*EXERCISE GOAL*. Every record below should be written out exactly; pictures stay out.
[start DATA FOR PROCESSING]
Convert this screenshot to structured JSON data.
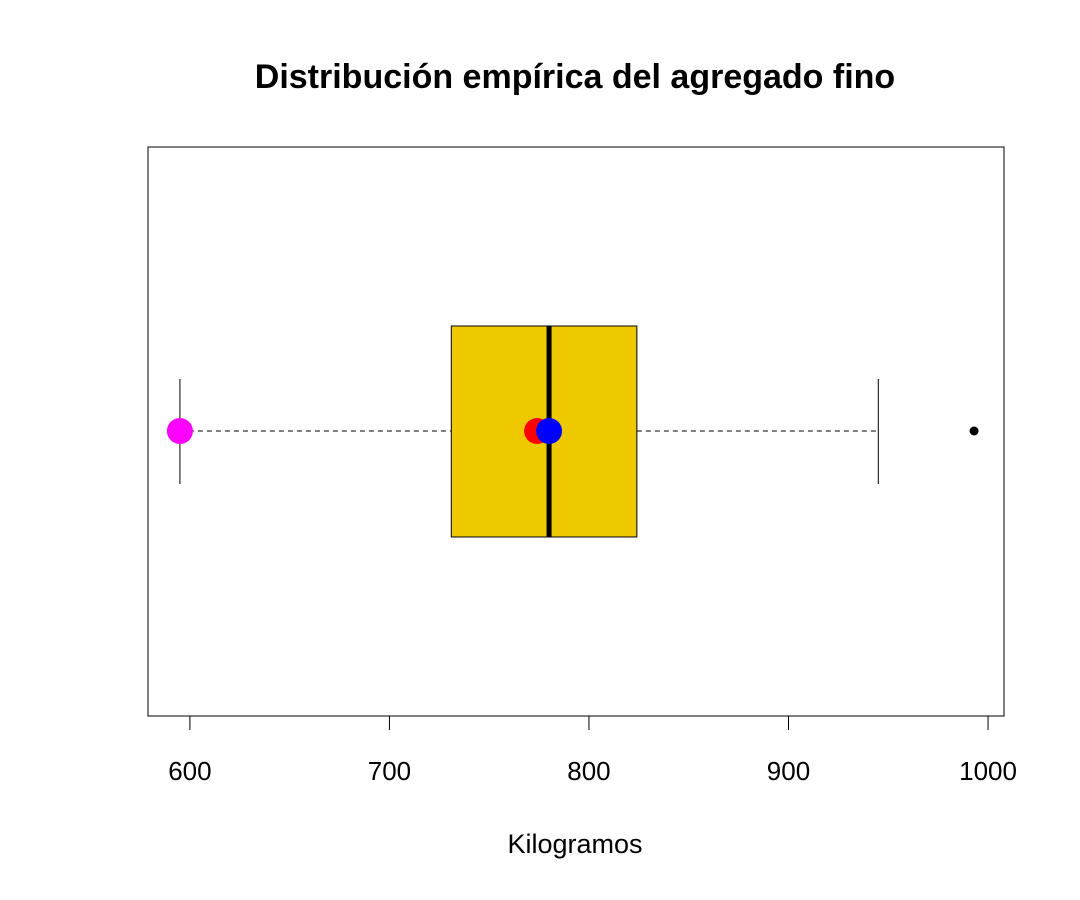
{
  "chart_data": {
    "type": "box",
    "title": "Distribución empírica del agregado fino",
    "xlabel": "Kilogramos",
    "ylabel": "",
    "xlim": [
      579,
      1008
    ],
    "ticks": [
      600,
      700,
      800,
      900,
      1000
    ],
    "tick_labels": [
      "600",
      "700",
      "800",
      "900",
      "1000"
    ],
    "grid": false,
    "orientation": "horizontal",
    "box": {
      "whisker_low": 595,
      "q1": 731,
      "median": 780,
      "q3": 824,
      "whisker_high": 945,
      "outliers": [
        993
      ],
      "fill": "#EEC900"
    },
    "markers": [
      {
        "value": 595,
        "color": "#FF00FF"
      },
      {
        "value": 774,
        "color": "#FF0000"
      },
      {
        "value": 780,
        "color": "#0000FF"
      }
    ]
  }
}
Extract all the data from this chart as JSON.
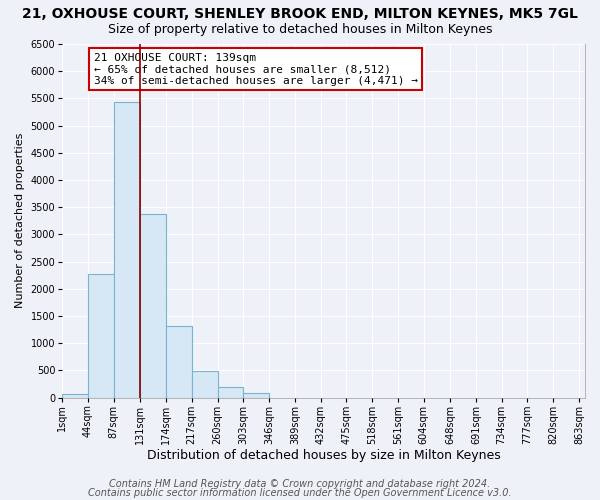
{
  "title": "21, OXHOUSE COURT, SHENLEY BROOK END, MILTON KEYNES, MK5 7GL",
  "subtitle": "Size of property relative to detached houses in Milton Keynes",
  "xlabel": "Distribution of detached houses by size in Milton Keynes",
  "ylabel": "Number of detached properties",
  "bin_edges": [
    1,
    44,
    87,
    131,
    174,
    217,
    260,
    303,
    346,
    389,
    432,
    475,
    518,
    561,
    604,
    648,
    691,
    734,
    777,
    820,
    863
  ],
  "bin_labels": [
    "1sqm",
    "44sqm",
    "87sqm",
    "131sqm",
    "174sqm",
    "217sqm",
    "260sqm",
    "303sqm",
    "346sqm",
    "389sqm",
    "432sqm",
    "475sqm",
    "518sqm",
    "561sqm",
    "604sqm",
    "648sqm",
    "691sqm",
    "734sqm",
    "777sqm",
    "820sqm",
    "863sqm"
  ],
  "bar_heights": [
    70,
    2270,
    5430,
    3380,
    1310,
    480,
    185,
    75,
    0,
    0,
    0,
    0,
    0,
    0,
    0,
    0,
    0,
    0,
    0,
    0
  ],
  "bar_color": "#d6e8f5",
  "bar_edge_color": "#7ab3d0",
  "property_size": 139,
  "vline_x": 131,
  "vline_color": "#8b0000",
  "ylim": [
    0,
    6500
  ],
  "yticks": [
    0,
    500,
    1000,
    1500,
    2000,
    2500,
    3000,
    3500,
    4000,
    4500,
    5000,
    5500,
    6000,
    6500
  ],
  "annotation_title": "21 OXHOUSE COURT: 139sqm",
  "annotation_line1": "← 65% of detached houses are smaller (8,512)",
  "annotation_line2": "34% of semi-detached houses are larger (4,471) →",
  "annotation_box_facecolor": "#ffffff",
  "annotation_box_edge_color": "#cc0000",
  "footer1": "Contains HM Land Registry data © Crown copyright and database right 2024.",
  "footer2": "Contains public sector information licensed under the Open Government Licence v3.0.",
  "bg_color": "#eef2f8",
  "grid_color": "#ffffff",
  "title_fontsize": 10,
  "subtitle_fontsize": 9,
  "xlabel_fontsize": 9,
  "ylabel_fontsize": 8,
  "footer_fontsize": 7,
  "tick_fontsize": 7,
  "ann_fontsize": 8
}
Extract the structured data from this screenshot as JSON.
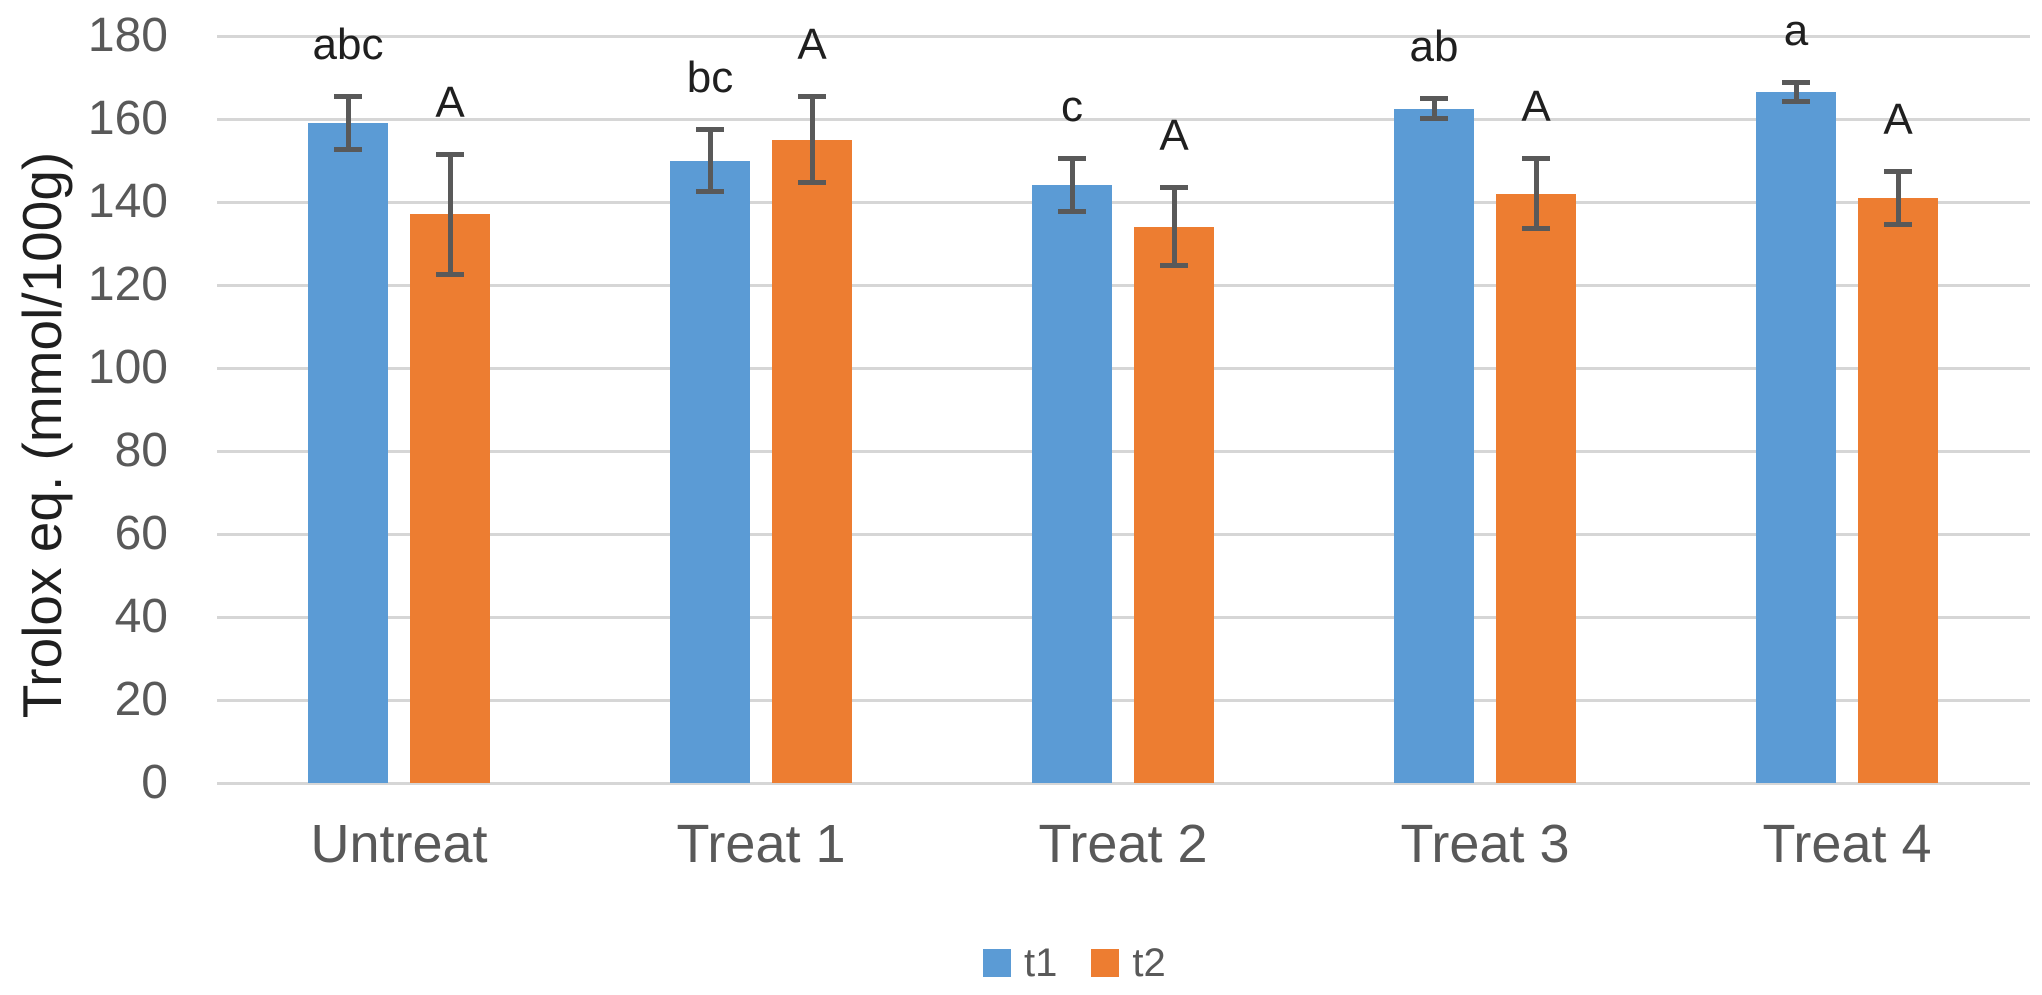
{
  "chart_data": {
    "type": "bar",
    "title": "",
    "xlabel": "",
    "ylabel": "Trolox eq. (mmol/100g)",
    "categories": [
      "Untreat",
      "Treat 1",
      "Treat 2",
      "Treat 3",
      "Treat 4"
    ],
    "yticks": [
      0,
      20,
      40,
      60,
      80,
      100,
      120,
      140,
      160,
      180
    ],
    "ylim": [
      0,
      180
    ],
    "ytick_step": 20,
    "grid": true,
    "legend_position": "bottom-center",
    "series": [
      {
        "name": "t1",
        "color": "#5B9BD5",
        "values": [
          159,
          150,
          144,
          162.5,
          166.5
        ],
        "error": [
          7,
          8,
          7,
          3,
          3
        ],
        "sig_labels": [
          "abc",
          "bc",
          "c",
          "ab",
          "a"
        ]
      },
      {
        "name": "t2",
        "color": "#ED7D31",
        "values": [
          137,
          155,
          134,
          142,
          141
        ],
        "error": [
          15,
          11,
          10,
          9,
          7
        ],
        "sig_labels": [
          "A",
          "A",
          "A",
          "A",
          "A"
        ]
      }
    ],
    "colors": {
      "error_bar": "#595959",
      "gridline": "#D6D6D6",
      "axis_text": "#595959",
      "annotation_text": "#1f1f1f",
      "background": "#ffffff"
    }
  }
}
[end DATA FOR PROCESSING]
*EXERCISE ANSWER*.
Convert this screenshot to structured JSON data.
{
  "chart_data": {
    "type": "box",
    "title": "Distribución empírica del agregado fino",
    "xlabel": "Kilogramos",
    "ylabel": "",
    "xlim": [
      579,
      1008
    ],
    "ticks": [
      600,
      700,
      800,
      900,
      1000
    ],
    "tick_labels": [
      "600",
      "700",
      "800",
      "900",
      "1000"
    ],
    "grid": false,
    "orientation": "horizontal",
    "box": {
      "whisker_low": 595,
      "q1": 731,
      "median": 780,
      "q3": 824,
      "whisker_high": 945,
      "outliers": [
        993
      ],
      "fill": "#EEC900"
    },
    "markers": [
      {
        "value": 595,
        "color": "#FF00FF"
      },
      {
        "value": 774,
        "color": "#FF0000"
      },
      {
        "value": 780,
        "color": "#0000FF"
      }
    ]
  }
}
Extract all the data from this chart as JSON.
{
  "title": "21, OXHOUSE COURT, SHENLEY BROOK END, MILTON KEYNES, MK5 7GL",
  "subtitle": "Size of property relative to detached houses in Milton Keynes",
  "xlabel": "Distribution of detached houses by size in Milton Keynes",
  "ylabel": "Number of detached properties",
  "bin_edges": [
    1,
    44,
    87,
    131,
    174,
    217,
    260,
    303,
    346,
    389,
    432,
    475,
    518,
    561,
    604,
    648,
    691,
    734,
    777,
    820,
    863
  ],
  "bin_labels": [
    "1sqm",
    "44sqm",
    "87sqm",
    "131sqm",
    "174sqm",
    "217sqm",
    "260sqm",
    "303sqm",
    "346sqm",
    "389sqm",
    "432sqm",
    "475sqm",
    "518sqm",
    "561sqm",
    "604sqm",
    "648sqm",
    "691sqm",
    "734sqm",
    "777sqm",
    "820sqm",
    "863sqm"
  ],
  "bar_heights": [
    70,
    2270,
    5430,
    3380,
    1310,
    480,
    185,
    75,
    0,
    0,
    0,
    0,
    0,
    0,
    0,
    0,
    0,
    0,
    0,
    0
  ],
  "bar_color": "#d6e8f5",
  "bar_edge_color": "#7ab3d0",
  "property_size": 139,
  "vline_x": 131,
  "vline_color": "#8b0000",
  "ylim": [
    0,
    6500
  ],
  "yticks": [
    0,
    500,
    1000,
    1500,
    2000,
    2500,
    3000,
    3500,
    4000,
    4500,
    5000,
    5500,
    6000,
    6500
  ],
  "annotation_title": "21 OXHOUSE COURT: 139sqm",
  "annotation_line1": "← 65% of detached houses are smaller (8,512)",
  "annotation_line2": "34% of semi-detached houses are larger (4,471) →",
  "annotation_box_facecolor": "#ffffff",
  "annotation_box_edge_color": "#cc0000",
  "footer1": "Contains HM Land Registry data © Crown copyright and database right 2024.",
  "footer2": "Contains public sector information licensed under the Open Government Licence v3.0.",
  "bg_color": "#eef2f8",
  "grid_color": "#ffffff",
  "title_fontsize": 10,
  "subtitle_fontsize": 9,
  "xlabel_fontsize": 9,
  "ylabel_fontsize": 8,
  "footer_fontsize": 7,
  "tick_fontsize": 7,
  "ann_fontsize": 8
}
Extract the structured data from this screenshot as JSON.
{
  "chart_data": {
    "type": "bar",
    "title": "",
    "xlabel": "",
    "ylabel": "Trolox eq. (mmol/100g)",
    "categories": [
      "Untreat",
      "Treat 1",
      "Treat 2",
      "Treat 3",
      "Treat 4"
    ],
    "yticks": [
      0,
      20,
      40,
      60,
      80,
      100,
      120,
      140,
      160,
      180
    ],
    "ylim": [
      0,
      180
    ],
    "ytick_step": 20,
    "grid": true,
    "legend_position": "bottom-center",
    "series": [
      {
        "name": "t1",
        "color": "#5B9BD5",
        "values": [
          159,
          150,
          144,
          162.5,
          166.5
        ],
        "error": [
          7,
          8,
          7,
          3,
          3
        ],
        "sig_labels": [
          "abc",
          "bc",
          "c",
          "ab",
          "a"
        ]
      },
      {
        "name": "t2",
        "color": "#ED7D31",
        "values": [
          137,
          155,
          134,
          142,
          141
        ],
        "error": [
          15,
          11,
          10,
          9,
          7
        ],
        "sig_labels": [
          "A",
          "A",
          "A",
          "A",
          "A"
        ]
      }
    ],
    "colors": {
      "error_bar": "#595959",
      "gridline": "#D6D6D6",
      "axis_text": "#595959",
      "annotation_text": "#1f1f1f",
      "background": "#ffffff"
    }
  }
}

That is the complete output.